Stated goal
Pictures do not belong in the copy; quote every entry below exactly.

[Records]
>> Start
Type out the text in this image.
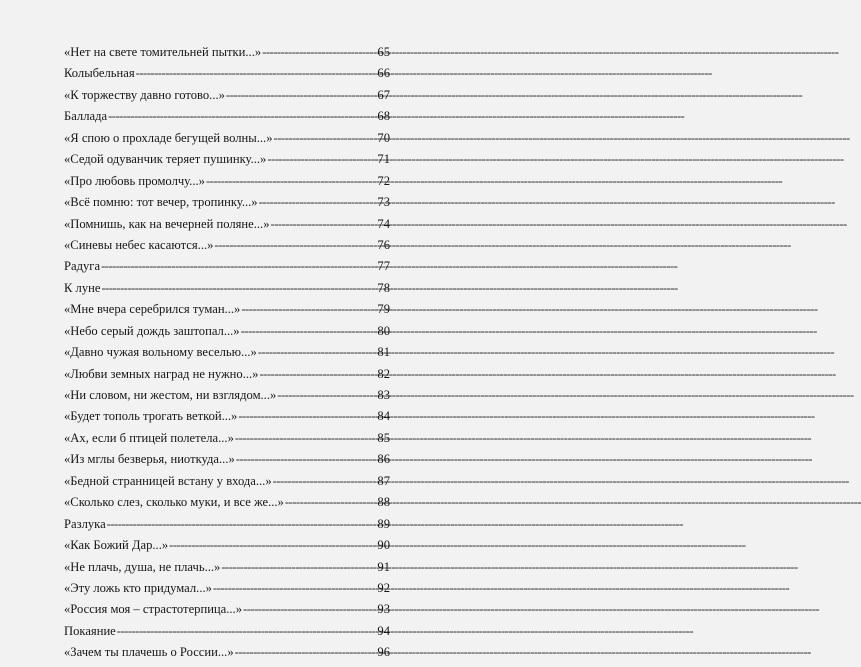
«Нет на свете томительней пытки...» -----	65
Колыбельная -----	66
«К торжеству давно готово...» -----	67
Баллада -----	68
«Я спою о прохладе бегущей волны...» -----	70
«Седой одуванчик теряет пушинку...» -----	71
«Про любовь промолчу...» -----	72
«Всё помню: тот вечер, тропинку...» -----	73
«Помнишь, как на вечерней поляне...» -----	74
«Синевы небес касаются...» -----	76
Радуга -----	77
К луне -----	78
«Мне вчера серебрился туман...» -----	79
«Небо серый дождь заштопал...» -----	80
«Давно чужая вольному веселью...» -----	81
«Любви земных наград не нужно...» -----	82
«Ни словом, ни жестом, ни взглядом...» -----	83
«Будет тополь трогать веткой...» -----	84
«Ах, если б птицей полетела...» -----	85
«Из мглы безверья, ниоткуда...» -----	86
«Бедной странницей встану у входа...» -----	87
«Сколько слез, сколько муки, и все же...» -----	88
Разлука -----	89
«Как Божий Дар...» -----	90
«Не плачь, душа, не плачь...» -----	91
«Эту ложь кто придумал...» -----	92
«Россия моя – страстотерпица...» -----	93
Покаяние -----	94
«Зачем ты плачешь о России...» -----	96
>> End
Result of the task
Type out the text in this image.
«Нет на свете томительней пытки...» -----	65
Колыбельная -----	66
«К торжеству давно готово...» -----	67
Баллада -----	68
«Я спою о прохладе бегущей волны...» -----	70
«Седой одуванчик теряет пушинку...» -----	71
«Про любовь промолчу...» -----	72
«Всё помню: тот вечер, тропинку...» -----	73
«Помнишь, как на вечерней поляне...» -----	74
«Синевы небес касаются...» -----	76
Радуга -----	77
К луне -----	78
«Мне вчера серебрился туман...» -----	79
«Небо серый дождь заштопал...» -----	80
«Давно чужая вольному веселью...» -----	81
«Любви земных наград не нужно...» -----	82
«Ни словом, ни жестом, ни взглядом...» -----	83
«Будет тополь трогать веткой...» -----	84
«Ах, если б птицей полетела...» -----	85
«Из мглы безверья, ниоткуда...» -----	86
«Бедной странницей встану у входа...» -----	87
«Сколько слез, сколько муки, и все же...» -----	88
Разлука -----	89
«Как Божий Дар...» -----	90
«Не плачь, душа, не плачь...» -----	91
«Эту ложь кто придумал...» -----	92
«Россия моя – страстотерпица...» -----	93
Покаяние -----	94
«Зачем ты плачешь о России...» -----	96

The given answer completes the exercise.